_Stated goal_.
Skip the pictures. Reproduce all other material exactly.

— begin —

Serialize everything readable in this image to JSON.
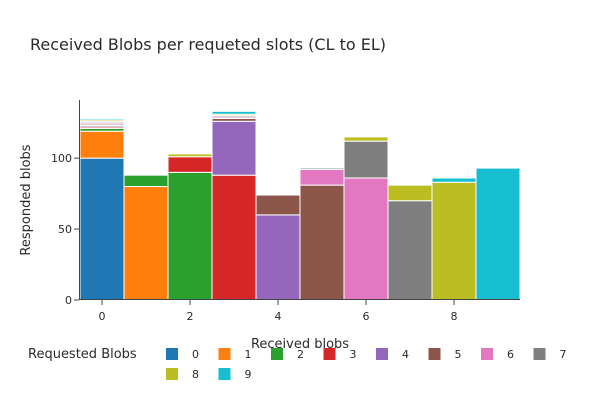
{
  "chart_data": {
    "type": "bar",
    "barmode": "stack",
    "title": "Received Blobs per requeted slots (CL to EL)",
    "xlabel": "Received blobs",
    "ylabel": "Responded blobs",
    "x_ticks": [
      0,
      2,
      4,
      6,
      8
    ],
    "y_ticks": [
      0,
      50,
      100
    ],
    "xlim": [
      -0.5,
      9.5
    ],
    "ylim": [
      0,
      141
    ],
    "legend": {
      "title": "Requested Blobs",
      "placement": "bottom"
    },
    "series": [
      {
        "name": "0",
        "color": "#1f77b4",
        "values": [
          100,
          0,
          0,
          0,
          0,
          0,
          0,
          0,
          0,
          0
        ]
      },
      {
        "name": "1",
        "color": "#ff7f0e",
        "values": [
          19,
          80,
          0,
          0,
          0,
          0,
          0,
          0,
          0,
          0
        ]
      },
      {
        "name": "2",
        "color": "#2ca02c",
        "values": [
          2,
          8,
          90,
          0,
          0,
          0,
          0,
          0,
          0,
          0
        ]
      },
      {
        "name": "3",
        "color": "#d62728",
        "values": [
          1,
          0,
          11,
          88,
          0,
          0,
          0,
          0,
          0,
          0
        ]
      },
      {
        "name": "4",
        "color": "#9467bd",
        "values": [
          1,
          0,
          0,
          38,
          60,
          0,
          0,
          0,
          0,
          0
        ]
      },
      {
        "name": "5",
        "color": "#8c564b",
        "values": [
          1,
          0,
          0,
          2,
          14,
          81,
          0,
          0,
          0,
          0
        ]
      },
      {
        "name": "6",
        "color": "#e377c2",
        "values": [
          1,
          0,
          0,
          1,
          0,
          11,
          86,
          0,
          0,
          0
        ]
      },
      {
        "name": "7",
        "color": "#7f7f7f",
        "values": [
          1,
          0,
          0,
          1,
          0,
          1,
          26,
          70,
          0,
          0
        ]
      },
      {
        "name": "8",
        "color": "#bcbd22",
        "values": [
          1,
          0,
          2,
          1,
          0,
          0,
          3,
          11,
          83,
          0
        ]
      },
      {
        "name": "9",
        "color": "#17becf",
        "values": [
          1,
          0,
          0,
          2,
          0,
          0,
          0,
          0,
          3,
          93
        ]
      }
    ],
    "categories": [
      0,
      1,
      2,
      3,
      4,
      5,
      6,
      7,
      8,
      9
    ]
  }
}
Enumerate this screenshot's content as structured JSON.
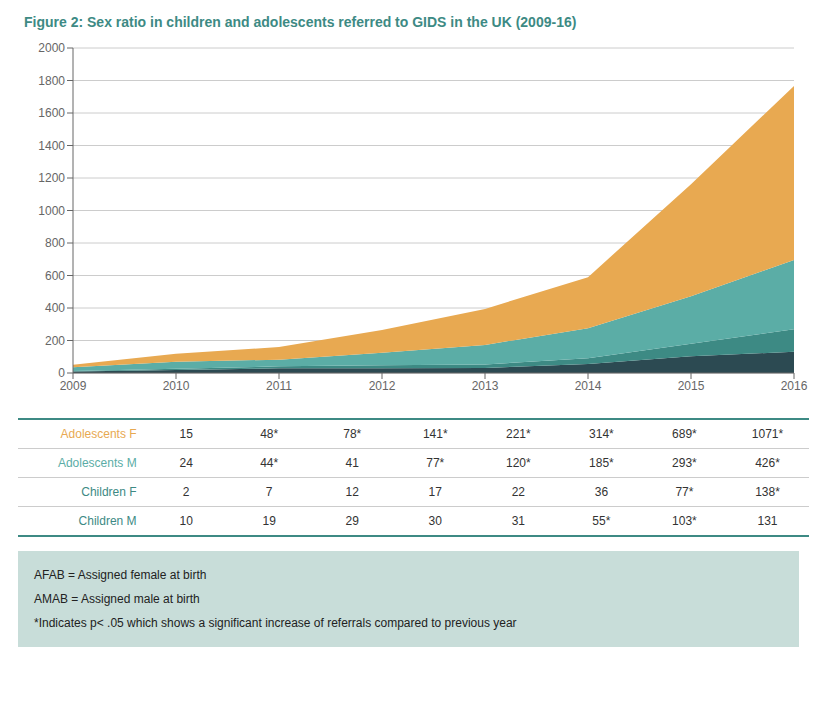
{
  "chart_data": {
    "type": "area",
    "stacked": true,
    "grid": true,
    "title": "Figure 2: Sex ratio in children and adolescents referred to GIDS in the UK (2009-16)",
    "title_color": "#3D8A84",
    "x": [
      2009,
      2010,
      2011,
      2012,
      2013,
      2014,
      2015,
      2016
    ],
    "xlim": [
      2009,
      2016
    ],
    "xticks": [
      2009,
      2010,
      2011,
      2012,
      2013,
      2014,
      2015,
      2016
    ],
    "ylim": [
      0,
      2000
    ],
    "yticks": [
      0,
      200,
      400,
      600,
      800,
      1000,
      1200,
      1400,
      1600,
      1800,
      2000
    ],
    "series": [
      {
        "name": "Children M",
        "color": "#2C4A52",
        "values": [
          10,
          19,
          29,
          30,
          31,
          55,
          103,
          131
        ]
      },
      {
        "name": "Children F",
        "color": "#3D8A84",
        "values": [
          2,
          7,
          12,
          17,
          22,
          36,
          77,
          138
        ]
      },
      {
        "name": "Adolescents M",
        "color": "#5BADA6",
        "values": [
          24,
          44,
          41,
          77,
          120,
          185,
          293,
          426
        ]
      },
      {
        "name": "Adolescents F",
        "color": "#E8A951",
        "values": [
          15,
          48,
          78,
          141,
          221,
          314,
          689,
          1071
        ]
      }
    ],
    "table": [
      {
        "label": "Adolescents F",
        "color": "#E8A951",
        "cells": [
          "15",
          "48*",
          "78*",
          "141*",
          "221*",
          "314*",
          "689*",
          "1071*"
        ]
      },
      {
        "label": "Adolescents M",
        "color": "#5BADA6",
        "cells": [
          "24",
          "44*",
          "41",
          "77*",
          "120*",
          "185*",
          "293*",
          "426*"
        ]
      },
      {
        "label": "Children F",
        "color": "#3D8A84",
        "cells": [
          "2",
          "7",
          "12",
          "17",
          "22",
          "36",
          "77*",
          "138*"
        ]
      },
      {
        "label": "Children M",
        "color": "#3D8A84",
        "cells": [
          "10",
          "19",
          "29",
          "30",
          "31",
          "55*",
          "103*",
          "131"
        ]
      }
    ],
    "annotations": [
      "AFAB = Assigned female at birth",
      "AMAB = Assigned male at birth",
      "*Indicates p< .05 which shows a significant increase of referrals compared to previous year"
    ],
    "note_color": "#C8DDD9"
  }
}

— end —

_Result for this exercise_.
Serialize everything readable in this image to JSON.
{
  "chart_data": {
    "type": "bar",
    "barmode": "stack",
    "title": "Received Blobs per requeted slots (CL to EL)",
    "xlabel": "Received blobs",
    "ylabel": "Responded blobs",
    "x_ticks": [
      0,
      2,
      4,
      6,
      8
    ],
    "y_ticks": [
      0,
      50,
      100
    ],
    "xlim": [
      -0.5,
      9.5
    ],
    "ylim": [
      0,
      141
    ],
    "legend": {
      "title": "Requested Blobs",
      "placement": "bottom"
    },
    "series": [
      {
        "name": "0",
        "color": "#1f77b4",
        "values": [
          100,
          0,
          0,
          0,
          0,
          0,
          0,
          0,
          0,
          0
        ]
      },
      {
        "name": "1",
        "color": "#ff7f0e",
        "values": [
          19,
          80,
          0,
          0,
          0,
          0,
          0,
          0,
          0,
          0
        ]
      },
      {
        "name": "2",
        "color": "#2ca02c",
        "values": [
          2,
          8,
          90,
          0,
          0,
          0,
          0,
          0,
          0,
          0
        ]
      },
      {
        "name": "3",
        "color": "#d62728",
        "values": [
          1,
          0,
          11,
          88,
          0,
          0,
          0,
          0,
          0,
          0
        ]
      },
      {
        "name": "4",
        "color": "#9467bd",
        "values": [
          1,
          0,
          0,
          38,
          60,
          0,
          0,
          0,
          0,
          0
        ]
      },
      {
        "name": "5",
        "color": "#8c564b",
        "values": [
          1,
          0,
          0,
          2,
          14,
          81,
          0,
          0,
          0,
          0
        ]
      },
      {
        "name": "6",
        "color": "#e377c2",
        "values": [
          1,
          0,
          0,
          1,
          0,
          11,
          86,
          0,
          0,
          0
        ]
      },
      {
        "name": "7",
        "color": "#7f7f7f",
        "values": [
          1,
          0,
          0,
          1,
          0,
          1,
          26,
          70,
          0,
          0
        ]
      },
      {
        "name": "8",
        "color": "#bcbd22",
        "values": [
          1,
          0,
          2,
          1,
          0,
          0,
          3,
          11,
          83,
          0
        ]
      },
      {
        "name": "9",
        "color": "#17becf",
        "values": [
          1,
          0,
          0,
          2,
          0,
          0,
          0,
          0,
          3,
          93
        ]
      }
    ],
    "categories": [
      0,
      1,
      2,
      3,
      4,
      5,
      6,
      7,
      8,
      9
    ]
  }
}
Enumerate this screenshot's content as structured JSON.
{
  "chart_data": {
    "type": "area",
    "stacked": true,
    "grid": true,
    "title": "Figure 2: Sex ratio in children and adolescents referred to GIDS in the UK (2009-16)",
    "title_color": "#3D8A84",
    "x": [
      2009,
      2010,
      2011,
      2012,
      2013,
      2014,
      2015,
      2016
    ],
    "xlim": [
      2009,
      2016
    ],
    "xticks": [
      2009,
      2010,
      2011,
      2012,
      2013,
      2014,
      2015,
      2016
    ],
    "ylim": [
      0,
      2000
    ],
    "yticks": [
      0,
      200,
      400,
      600,
      800,
      1000,
      1200,
      1400,
      1600,
      1800,
      2000
    ],
    "series": [
      {
        "name": "Children M",
        "color": "#2C4A52",
        "values": [
          10,
          19,
          29,
          30,
          31,
          55,
          103,
          131
        ]
      },
      {
        "name": "Children F",
        "color": "#3D8A84",
        "values": [
          2,
          7,
          12,
          17,
          22,
          36,
          77,
          138
        ]
      },
      {
        "name": "Adolescents M",
        "color": "#5BADA6",
        "values": [
          24,
          44,
          41,
          77,
          120,
          185,
          293,
          426
        ]
      },
      {
        "name": "Adolescents F",
        "color": "#E8A951",
        "values": [
          15,
          48,
          78,
          141,
          221,
          314,
          689,
          1071
        ]
      }
    ],
    "table": [
      {
        "label": "Adolescents F",
        "color": "#E8A951",
        "cells": [
          "15",
          "48*",
          "78*",
          "141*",
          "221*",
          "314*",
          "689*",
          "1071*"
        ]
      },
      {
        "label": "Adolescents M",
        "color": "#5BADA6",
        "cells": [
          "24",
          "44*",
          "41",
          "77*",
          "120*",
          "185*",
          "293*",
          "426*"
        ]
      },
      {
        "label": "Children F",
        "color": "#3D8A84",
        "cells": [
          "2",
          "7",
          "12",
          "17",
          "22",
          "36",
          "77*",
          "138*"
        ]
      },
      {
        "label": "Children M",
        "color": "#3D8A84",
        "cells": [
          "10",
          "19",
          "29",
          "30",
          "31",
          "55*",
          "103*",
          "131"
        ]
      }
    ],
    "annotations": [
      "AFAB = Assigned female at birth",
      "AMAB = Assigned male at birth",
      "*Indicates p< .05 which shows a significant increase of referrals compared to previous year"
    ],
    "note_color": "#C8DDD9"
  }
}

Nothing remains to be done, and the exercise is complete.